**Set exercise:**
Copy each line exactly. Drop every picture.

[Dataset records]
□ □ □ □

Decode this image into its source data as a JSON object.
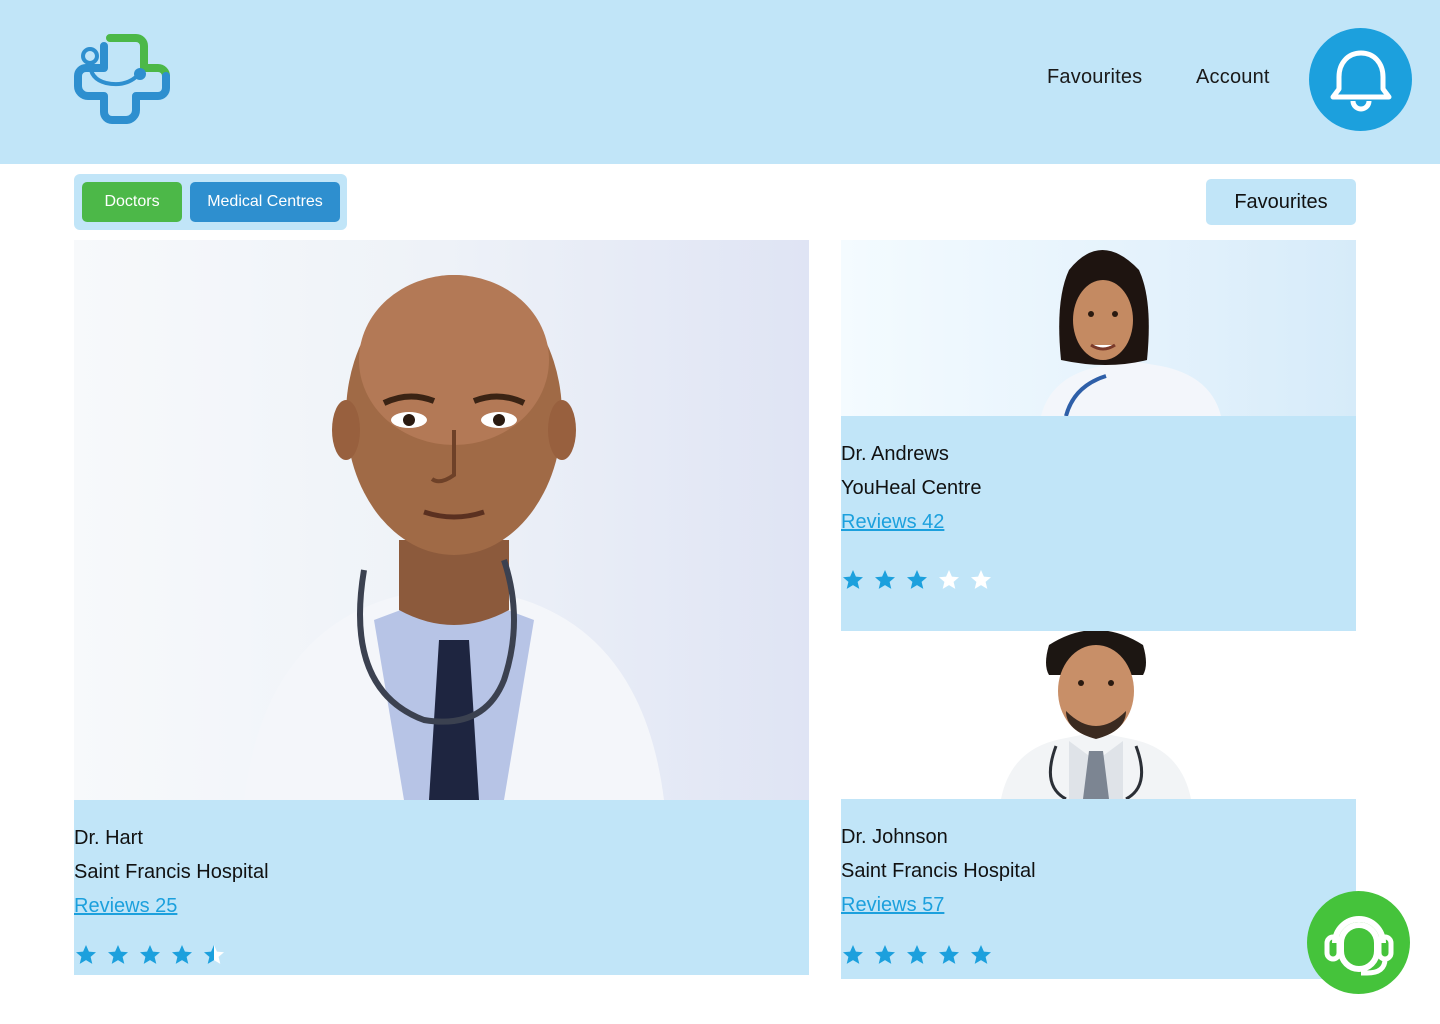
{
  "nav": {
    "favourites": "Favourites",
    "account": "Account"
  },
  "tabs": {
    "doctors": "Doctors",
    "medical_centres": "Medical Centres"
  },
  "favourites_button": "Favourites",
  "doctors": [
    {
      "name": "Dr. Hart",
      "hospital": "Saint Francis Hospital",
      "reviews": "Reviews 25",
      "rating": 4.5
    },
    {
      "name": "Dr. Andrews",
      "hospital": "YouHeal Centre",
      "reviews": "Reviews 42",
      "rating": 3
    },
    {
      "name": "Dr. Johnson",
      "hospital": "Saint Francis Hospital",
      "reviews": "Reviews 57",
      "rating": 5
    }
  ],
  "colors": {
    "header_bg": "#c1e5f8",
    "accent_blue": "#1ca0dd",
    "green": "#4cb848",
    "tab_blue": "#2e8fcf"
  },
  "icons": {
    "logo": "medical-cross-stethoscope-logo",
    "bell": "bell-icon",
    "support": "headset-icon",
    "star": "star-icon"
  }
}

□ □ □ □

**Answer to the problem:**
Decode this image into its source data as a JSON object.
{
  "nav": {
    "favourites": "Favourites",
    "account": "Account"
  },
  "tabs": {
    "doctors": "Doctors",
    "medical_centres": "Medical Centres"
  },
  "favourites_button": "Favourites",
  "doctors": [
    {
      "name": "Dr. Hart",
      "hospital": "Saint Francis Hospital",
      "reviews": "Reviews 25",
      "rating": 4.5
    },
    {
      "name": "Dr. Andrews",
      "hospital": "YouHeal Centre",
      "reviews": "Reviews 42",
      "rating": 3
    },
    {
      "name": "Dr. Johnson",
      "hospital": "Saint Francis Hospital",
      "reviews": "Reviews 57",
      "rating": 5
    }
  ],
  "colors": {
    "header_bg": "#c1e5f8",
    "accent_blue": "#1ca0dd",
    "green": "#4cb848",
    "tab_blue": "#2e8fcf"
  },
  "icons": {
    "logo": "medical-cross-stethoscope-logo",
    "bell": "bell-icon",
    "support": "headset-icon",
    "star": "star-icon"
  }
}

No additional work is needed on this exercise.